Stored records

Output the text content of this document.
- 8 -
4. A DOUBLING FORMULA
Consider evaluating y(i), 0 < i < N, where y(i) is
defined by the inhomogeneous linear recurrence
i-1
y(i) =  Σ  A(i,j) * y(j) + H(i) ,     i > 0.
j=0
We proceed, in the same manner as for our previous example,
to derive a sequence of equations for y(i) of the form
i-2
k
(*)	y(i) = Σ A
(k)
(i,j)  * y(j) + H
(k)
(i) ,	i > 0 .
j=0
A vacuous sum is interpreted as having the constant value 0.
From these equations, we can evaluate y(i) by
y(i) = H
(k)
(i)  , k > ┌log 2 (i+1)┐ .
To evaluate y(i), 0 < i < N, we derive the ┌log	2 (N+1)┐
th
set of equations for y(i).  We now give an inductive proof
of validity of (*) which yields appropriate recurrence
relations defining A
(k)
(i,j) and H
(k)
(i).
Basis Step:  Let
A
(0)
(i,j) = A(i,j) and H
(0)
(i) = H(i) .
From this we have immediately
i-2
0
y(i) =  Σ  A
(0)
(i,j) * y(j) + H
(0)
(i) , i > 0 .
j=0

Work to do
Return all of the entries word for word.

Completed exercise
Output the text content of this document.
- 8 -
4. A DOUBLING FORMULA
Consider evaluating y(i), 0 < i < N, where y(i) is
defined by the inhomogeneous linear recurrence
i-1
y(i) =  Σ  A(i,j) * y(j) + H(i) ,     i > 0.
j=0
We proceed, in the same manner as for our previous example,
to derive a sequence of equations for y(i) of the form
i-2
k
(*)	y(i) = Σ A
(k)
(i,j)  * y(j) + H
(k)
(i) ,	i > 0 .
j=0
A vacuous sum is interpreted as having the constant value 0.
From these equations, we can evaluate y(i) by
y(i) = H
(k)
(i)  , k > ┌log 2 (i+1)┐ .
To evaluate y(i), 0 < i < N, we derive the ┌log	2 (N+1)┐
th
set of equations for y(i).  We now give an inductive proof
of validity of (*) which yields appropriate recurrence
relations defining A
(k)
(i,j) and H
(k)
(i).
Basis Step:  Let
A
(0)
(i,j) = A(i,j) and H
(0)
(i) = H(i) .
From this we have immediately
i-2
0
y(i) =  Σ  A
(0)
(i,j) * y(j) + H
(0)
(i) , i > 0 .
j=0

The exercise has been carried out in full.